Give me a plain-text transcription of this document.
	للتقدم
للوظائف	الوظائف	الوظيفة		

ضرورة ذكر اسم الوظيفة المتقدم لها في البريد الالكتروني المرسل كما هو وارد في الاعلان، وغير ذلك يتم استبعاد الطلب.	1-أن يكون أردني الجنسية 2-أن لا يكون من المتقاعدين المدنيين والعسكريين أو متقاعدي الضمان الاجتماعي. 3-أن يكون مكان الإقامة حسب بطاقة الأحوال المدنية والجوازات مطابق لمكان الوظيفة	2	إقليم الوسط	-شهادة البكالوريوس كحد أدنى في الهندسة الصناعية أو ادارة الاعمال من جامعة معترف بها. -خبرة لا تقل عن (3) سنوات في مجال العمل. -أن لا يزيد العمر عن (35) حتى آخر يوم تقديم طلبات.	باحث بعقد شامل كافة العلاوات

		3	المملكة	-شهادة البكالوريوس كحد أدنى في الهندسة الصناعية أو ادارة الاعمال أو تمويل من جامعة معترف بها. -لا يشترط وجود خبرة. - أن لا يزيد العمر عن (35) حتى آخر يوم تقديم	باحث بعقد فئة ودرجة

What you need to do => Transcribe every record above exactly as it appears.

Exercise solution =>
Give me a plain-text transcription of this document.
	للتقدم
للوظائف	الوظائف	الوظيفة		

ضرورة ذكر اسم الوظيفة المتقدم لها في البريد الالكتروني المرسل كما هو وارد في الاعلان، وغير ذلك يتم استبعاد الطلب.	1-أن يكون أردني الجنسية 2-أن لا يكون من المتقاعدين المدنيين والعسكريين أو متقاعدي الضمان الاجتماعي. 3-أن يكون مكان الإقامة حسب بطاقة الأحوال المدنية والجوازات مطابق لمكان الوظيفة	2	إقليم الوسط	-شهادة البكالوريوس كحد أدنى في الهندسة الصناعية أو ادارة الاعمال من جامعة معترف بها. -خبرة لا تقل عن (3) سنوات في مجال العمل. -أن لا يزيد العمر عن (35) حتى آخر يوم تقديم طلبات.	باحث بعقد شامل كافة العلاوات

		3	المملكة	-شهادة البكالوريوس كحد أدنى في الهندسة الصناعية أو ادارة الاعمال أو تمويل من جامعة معترف بها. -لا يشترط وجود خبرة. - أن لا يزيد العمر عن (35) حتى آخر يوم تقديم	باحث بعقد فئة ودرجة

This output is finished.